INPUT
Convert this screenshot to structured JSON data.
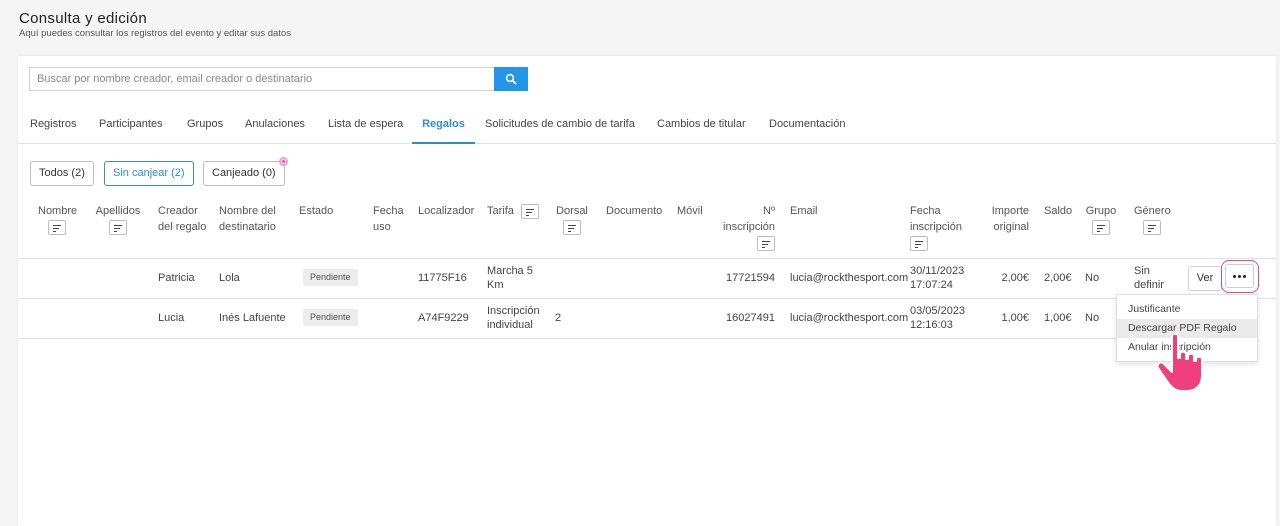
{
  "header": {
    "title": "Consulta y edición",
    "subtitle": "Aquí puedes consultar los registros del evento y editar sus datos"
  },
  "search": {
    "placeholder": "Buscar por nombre creador, email creador o destinatario",
    "icon": "search-icon"
  },
  "tabs": [
    {
      "label": "Registros"
    },
    {
      "label": "Participantes"
    },
    {
      "label": "Grupos"
    },
    {
      "label": "Anulaciones"
    },
    {
      "label": "Lista de espera"
    },
    {
      "label": "Regalos",
      "active": true
    },
    {
      "label": "Solicitudes de cambio de tarifa"
    },
    {
      "label": "Cambios de titular"
    },
    {
      "label": "Documentación"
    }
  ],
  "filters": [
    {
      "label": "Todos (2)"
    },
    {
      "label": "Sin canjear (2)",
      "active": true
    },
    {
      "label": "Canjeado (0)"
    }
  ],
  "columns": {
    "nombre": "Nombre",
    "apellidos": "Apellidos",
    "creador_1": "Creador",
    "creador_2": "del regalo",
    "destinatario_1": "Nombre del",
    "destinatario_2": "destinatario",
    "estado": "Estado",
    "fecha_uso_1": "Fecha",
    "fecha_uso_2": "uso",
    "localizador": "Localizador",
    "tarifa": "Tarifa",
    "dorsal": "Dorsal",
    "documento": "Documento",
    "movil": "Móvil",
    "inscripcion_1": "Nº",
    "inscripcion_2": "inscripción",
    "email": "Email",
    "fecha_insc_1": "Fecha",
    "fecha_insc_2": "inscripción",
    "importe_1": "Importe",
    "importe_2": "original",
    "saldo": "Saldo",
    "grupo": "Grupo",
    "genero": "Género"
  },
  "rows": [
    {
      "creador": "Patricia",
      "destinatario": "Lola",
      "estado": "Pendiente",
      "localizador": "11775F16",
      "tarifa_1": "Marcha 5",
      "tarifa_2": "Km",
      "dorsal": "",
      "inscripcion": "17721594",
      "email": "lucia@rockthesport.com",
      "fecha_1": "30/11/2023",
      "fecha_2": "17:07:24",
      "importe": "2,00€",
      "saldo": "2,00€",
      "grupo": "No",
      "genero_1": "Sin",
      "genero_2": "definir"
    },
    {
      "creador": "Lucia",
      "destinatario": "Inés Lafuente",
      "estado": "Pendiente",
      "localizador": "A74F9229",
      "tarifa_1": "Inscripción",
      "tarifa_2": "individual",
      "dorsal": "2",
      "inscripcion": "16027491",
      "email": "lucia@rockthesport.com",
      "fecha_1": "03/05/2023",
      "fecha_2": "12:16:03",
      "importe": "1,00€",
      "saldo": "1,00€",
      "grupo": "No"
    }
  ],
  "actions": {
    "ver_label": "Ver",
    "more_icon": "more-horizontal-icon"
  },
  "dropdown": {
    "items": [
      {
        "label": "Justificante"
      },
      {
        "label": "Descargar PDF Regalo",
        "hover": true
      },
      {
        "label": "Anular inscripción"
      }
    ]
  },
  "colors": {
    "accent": "#2d8ecf",
    "search_button": "#2496e8",
    "highlight": "#e5497f"
  }
}
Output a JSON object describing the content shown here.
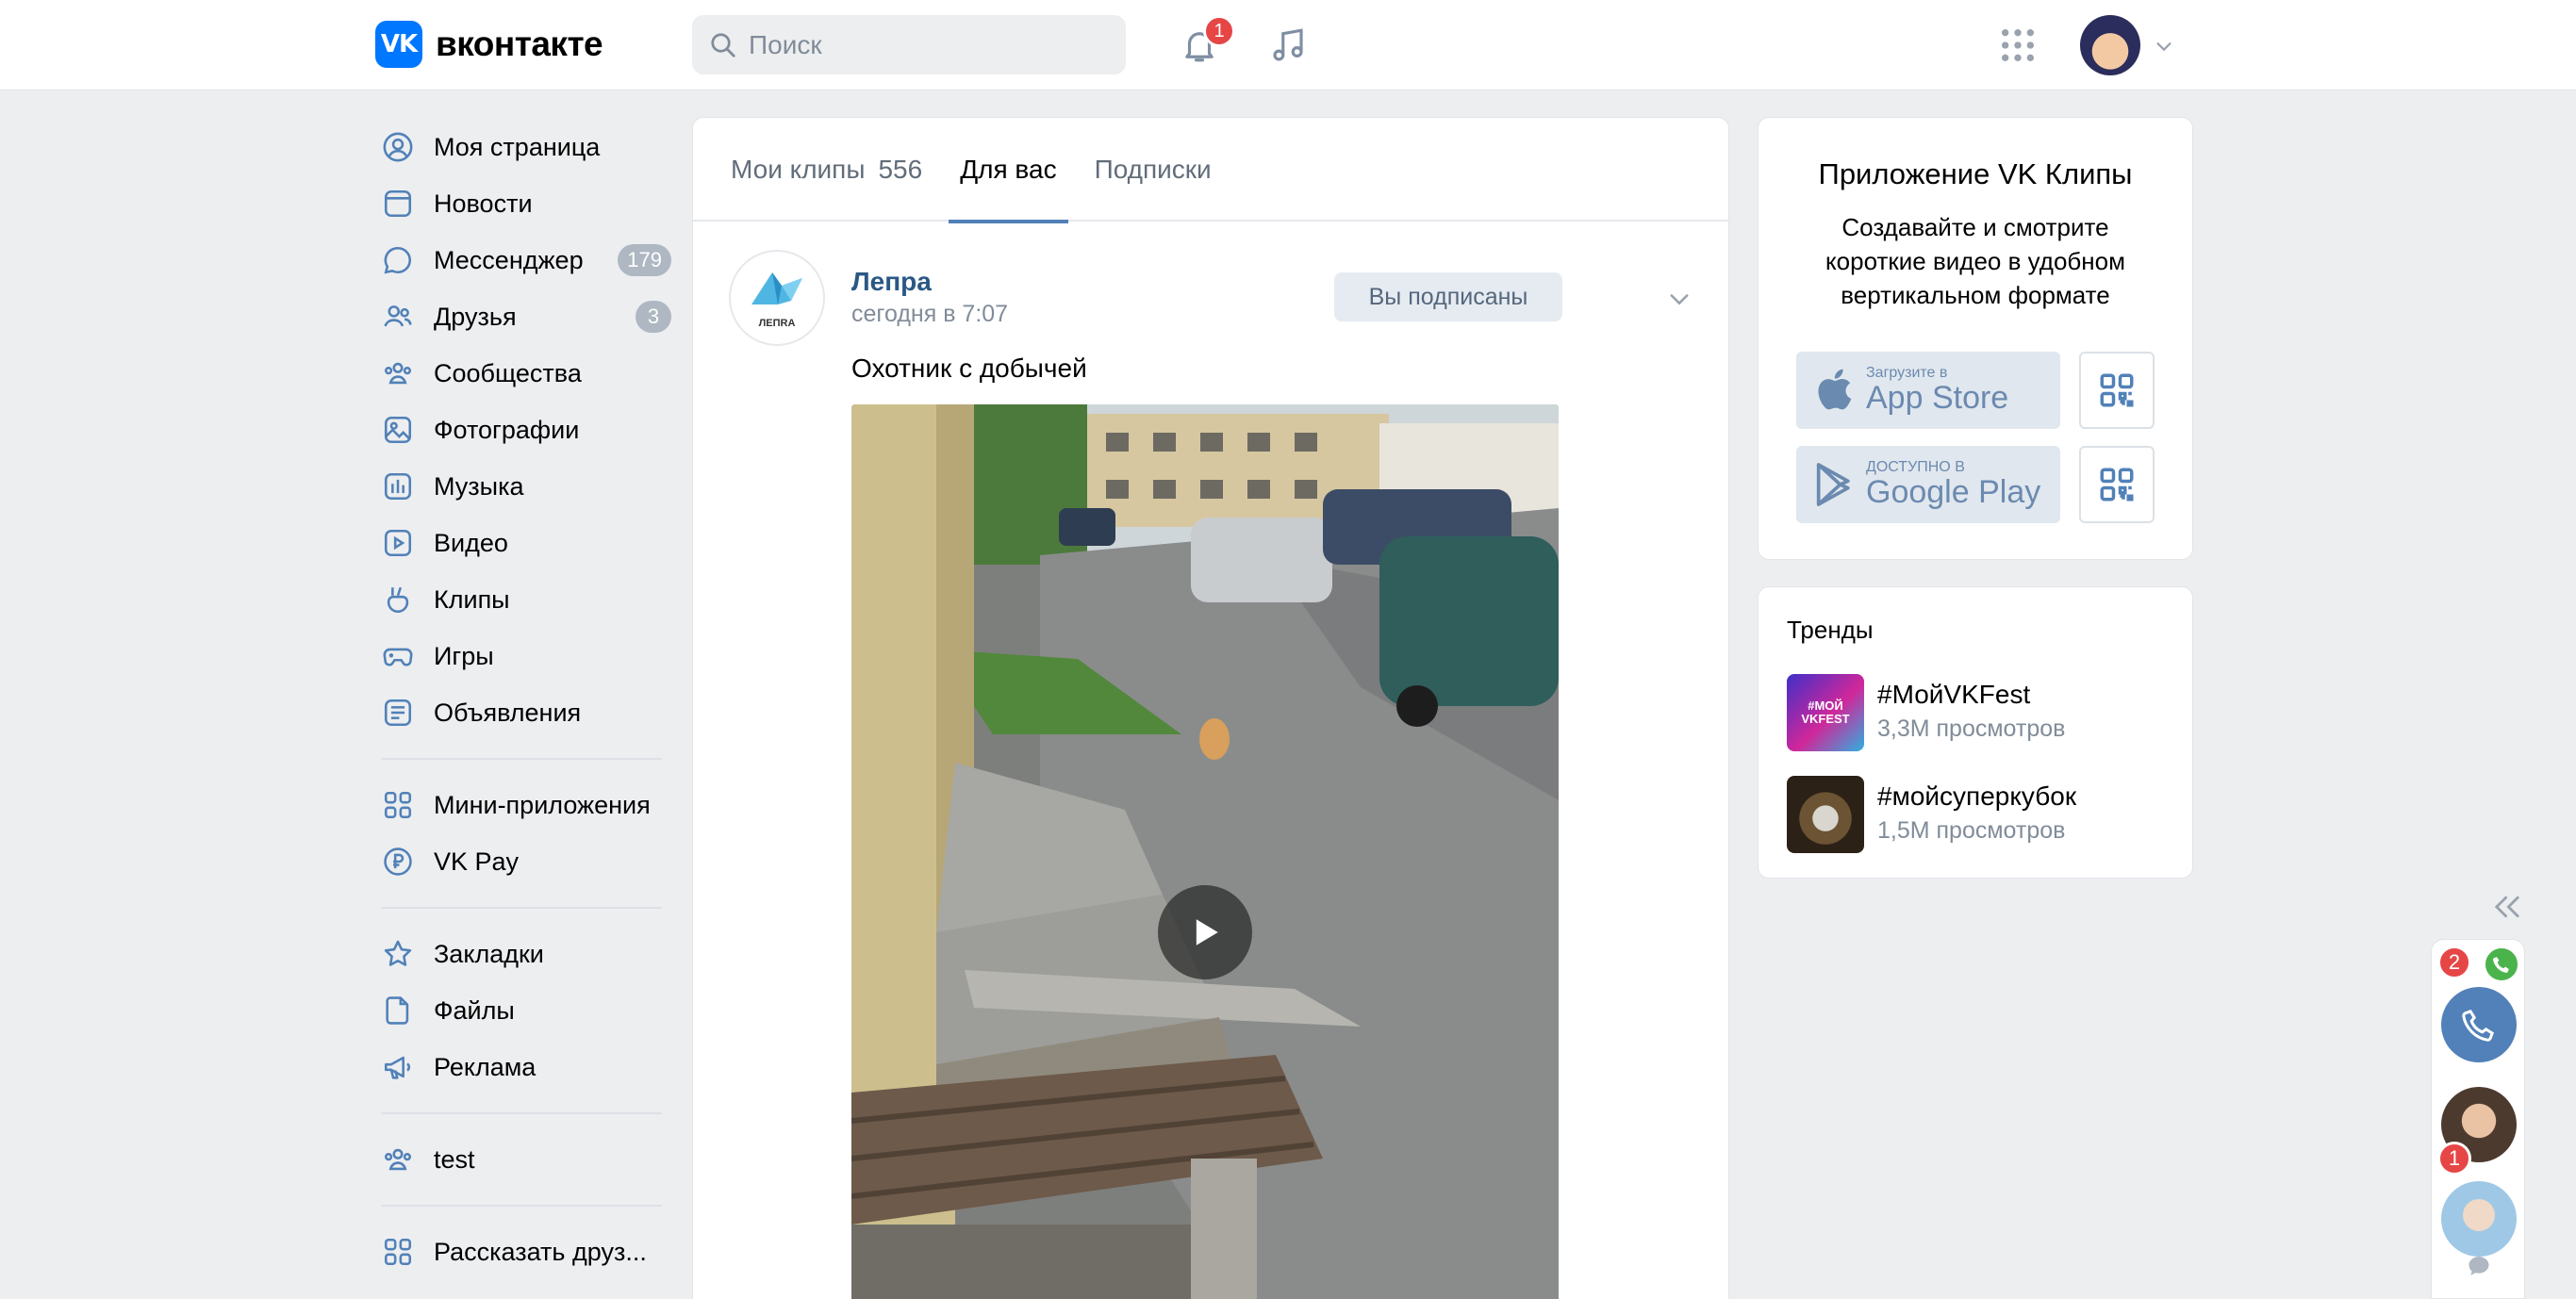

TASK STATEMENT
From the entries above, select each line containing the string "JSON".

SOLUTION FOR THIS PROBLEM
Convert this screenshot to structured JSON data.
Output a JSON object describing the content shown here.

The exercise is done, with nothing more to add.